◆ **Set task**: In the records below, switch every "Simple product" to "Variable product" and give the lines again with everything else unchanged. Leave the pictures out.

◆ **The records**:
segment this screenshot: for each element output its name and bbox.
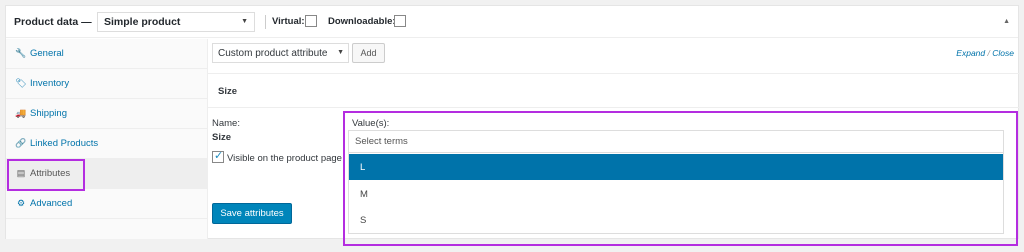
chevron-down-icon: ▼ [337,49,344,56]
downloadable-checkbox[interactable] [394,15,406,27]
attributes-tab-highlight [7,159,85,191]
tab-inventory-label: Inventory [30,78,70,89]
link-icon: 🔗 [15,138,27,148]
gear-icon: ⚙ [16,198,26,208]
virtual-checkbox[interactable] [305,15,317,27]
attribute-taxonomy-select[interactable]: Custom product attribute ▼ [212,43,349,63]
attribute-select-value: Custom product attribute [218,47,328,59]
expand-close-separator: / [987,48,990,58]
close-link[interactable]: Close [992,48,1014,58]
tab-advanced-label: Advanced [30,198,73,209]
header-divider [265,15,266,29]
tab-shipping-label: Shipping [30,108,67,119]
values-dropdown-highlight [343,111,1018,246]
visible-on-product-page-label: Visible on the product page [227,153,342,164]
tab-inventory[interactable]: 🏷 Inventory [6,69,208,99]
tab-advanced[interactable]: ⚙ Advanced [6,189,208,219]
attribute-heading: Size [218,86,238,97]
panel-header: Product data — Simple product ▼ Virtual:… [6,6,1018,38]
tab-linked-products[interactable]: 🔗 Linked Products [6,129,208,159]
expand-close-links: Expand / Close [956,48,1014,58]
tab-linked-products-label: Linked Products [30,138,99,149]
tag-icon: 🏷 [15,78,27,88]
visible-on-product-page-checkbox[interactable] [212,149,224,163]
product-data-tabs: 🔧 General 🏷 Inventory 🚚 Shipping 🔗 Linke… [6,39,208,239]
product-type-value: Simple product [104,16,181,28]
attribute-heading-row[interactable]: Size [208,73,1020,108]
product-type-select[interactable]: Simple product ▼ [97,12,255,32]
tab-general-label: General [30,48,64,59]
truck-icon: 🚚 [15,108,27,118]
name-label: Name: [212,118,240,129]
wrench-icon: 🔧 [15,48,27,58]
chevron-down-icon: ▼ [241,18,248,25]
tab-general[interactable]: 🔧 General [6,39,208,69]
downloadable-label: Downloadable: [328,16,396,27]
attribute-name-value: Size [212,132,232,143]
tab-shipping[interactable]: 🚚 Shipping [6,99,208,129]
expand-link[interactable]: Expand [956,48,985,58]
save-attributes-button[interactable]: Save attributes [212,203,292,224]
collapse-toggle-icon[interactable]: ▲ [1003,18,1010,25]
virtual-label: Virtual: [272,16,305,27]
add-attribute-button[interactable]: Add [352,43,385,63]
product-data-title: Product data — [14,16,92,28]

◆ **Output for this task**:
segment this screenshot: for each element output its name and bbox.
chevron-down-icon: ▼ [337,49,344,56]
downloadable-checkbox[interactable] [394,15,406,27]
attributes-tab-highlight [7,159,85,191]
tab-inventory-label: Inventory [30,78,70,89]
link-icon: 🔗 [15,138,27,148]
gear-icon: ⚙ [16,198,26,208]
virtual-checkbox[interactable] [305,15,317,27]
attribute-taxonomy-select[interactable]: Custom product attribute ▼ [212,43,349,63]
attribute-select-value: Custom product attribute [218,47,328,59]
expand-close-separator: / [987,48,990,58]
close-link[interactable]: Close [992,48,1014,58]
tab-advanced-label: Advanced [30,198,73,209]
header-divider [265,15,266,29]
tab-shipping-label: Shipping [30,108,67,119]
values-dropdown-highlight [343,111,1018,246]
visible-on-product-page-label: Visible on the product page [227,153,342,164]
tab-inventory[interactable]: 🏷 Inventory [6,69,208,99]
tab-advanced[interactable]: ⚙ Advanced [6,189,208,219]
attribute-heading: Size [218,86,238,97]
panel-header: Product data — Variable product ▼ Virtual:… [6,6,1018,38]
tab-linked-products[interactable]: 🔗 Linked Products [6,129,208,159]
expand-close-links: Expand / Close [956,48,1014,58]
tab-linked-products-label: Linked Products [30,138,99,149]
tag-icon: 🏷 [15,78,27,88]
visible-on-product-page-checkbox[interactable] [212,149,224,163]
product-data-tabs: 🔧 General 🏷 Inventory 🚚 Shipping 🔗 Linke… [6,39,208,239]
product-type-value: Variable product [104,16,181,28]
attribute-heading-row[interactable]: Size [208,73,1020,108]
product-type-select[interactable]: Variable product ▼ [97,12,255,32]
tab-general-label: General [30,48,64,59]
truck-icon: 🚚 [15,108,27,118]
name-label: Name: [212,118,240,129]
wrench-icon: 🔧 [15,48,27,58]
chevron-down-icon: ▼ [241,18,248,25]
tab-general[interactable]: 🔧 General [6,39,208,69]
downloadable-label: Downloadable: [328,16,396,27]
attribute-name-value: Size [212,132,232,143]
tab-shipping[interactable]: 🚚 Shipping [6,99,208,129]
expand-link[interactable]: Expand [956,48,985,58]
save-attributes-button[interactable]: Save attributes [212,203,292,224]
collapse-toggle-icon[interactable]: ▲ [1003,18,1010,25]
virtual-label: Virtual: [272,16,305,27]
add-attribute-button[interactable]: Add [352,43,385,63]
product-data-title: Product data — [14,16,92,28]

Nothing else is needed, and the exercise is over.